Dataset entries
----------------
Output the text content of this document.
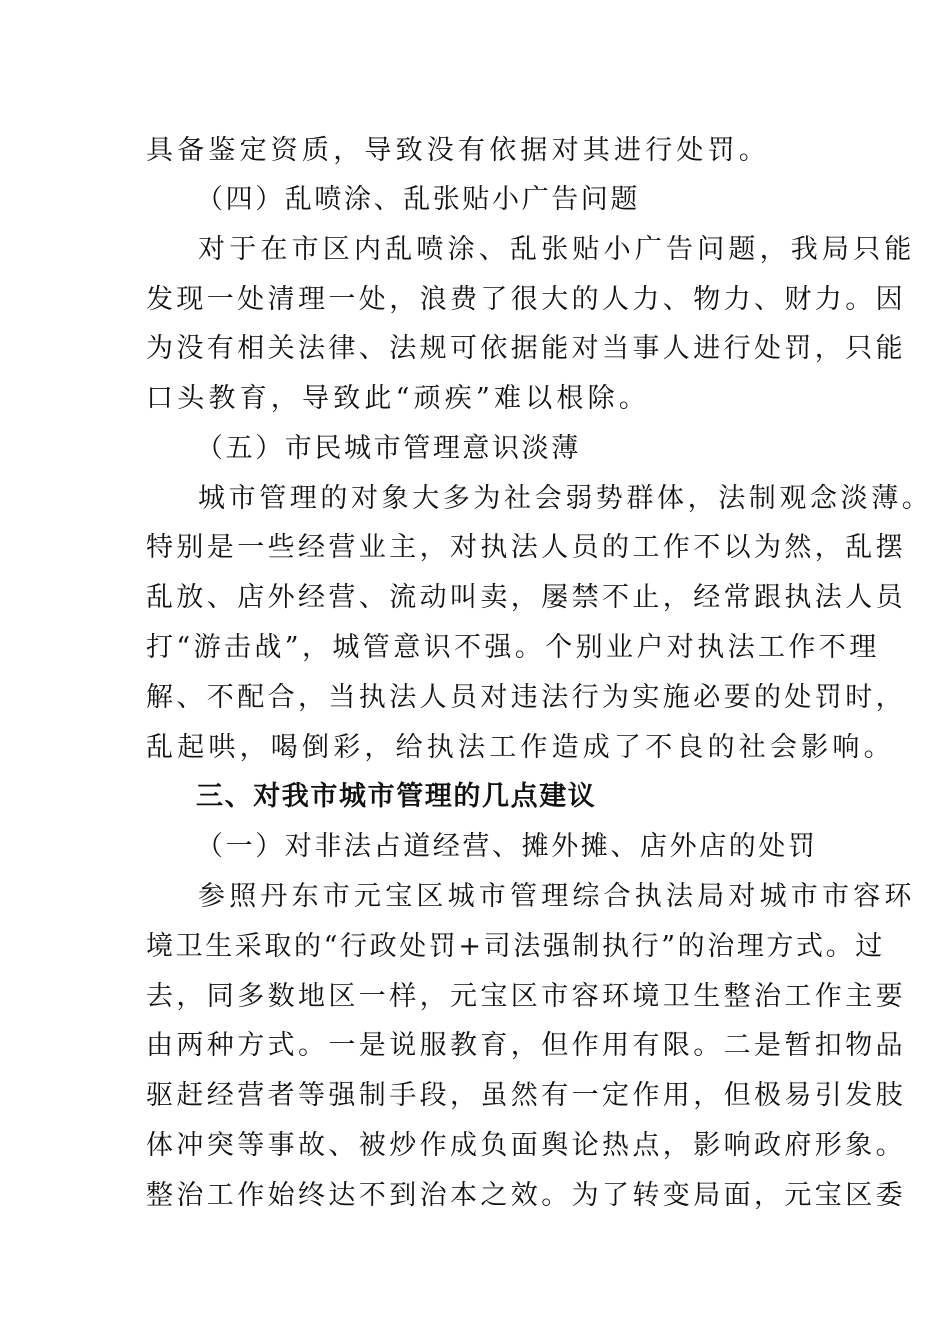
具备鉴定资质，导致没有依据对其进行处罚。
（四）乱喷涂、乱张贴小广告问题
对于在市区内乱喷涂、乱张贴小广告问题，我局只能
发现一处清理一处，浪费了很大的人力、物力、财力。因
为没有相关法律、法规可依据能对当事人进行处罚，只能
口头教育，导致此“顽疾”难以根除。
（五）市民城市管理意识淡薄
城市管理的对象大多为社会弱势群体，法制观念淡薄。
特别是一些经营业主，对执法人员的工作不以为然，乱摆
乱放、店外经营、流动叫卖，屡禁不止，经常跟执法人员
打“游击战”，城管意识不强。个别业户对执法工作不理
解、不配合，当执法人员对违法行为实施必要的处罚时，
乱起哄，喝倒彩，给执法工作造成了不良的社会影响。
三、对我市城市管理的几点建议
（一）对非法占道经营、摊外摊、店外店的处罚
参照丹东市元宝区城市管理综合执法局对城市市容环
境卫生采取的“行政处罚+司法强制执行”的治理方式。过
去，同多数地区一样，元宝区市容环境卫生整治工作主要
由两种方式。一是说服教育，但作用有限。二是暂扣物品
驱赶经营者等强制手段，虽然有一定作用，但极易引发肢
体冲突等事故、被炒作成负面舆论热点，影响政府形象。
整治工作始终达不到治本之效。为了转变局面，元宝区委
----------------
Select every line in the records above that contains the word "乱张贴小广告问题".

Result of this task >>
（四）乱喷涂、乱张贴小广告问题
对于在市区内乱喷涂、乱张贴小广告问题，我局只能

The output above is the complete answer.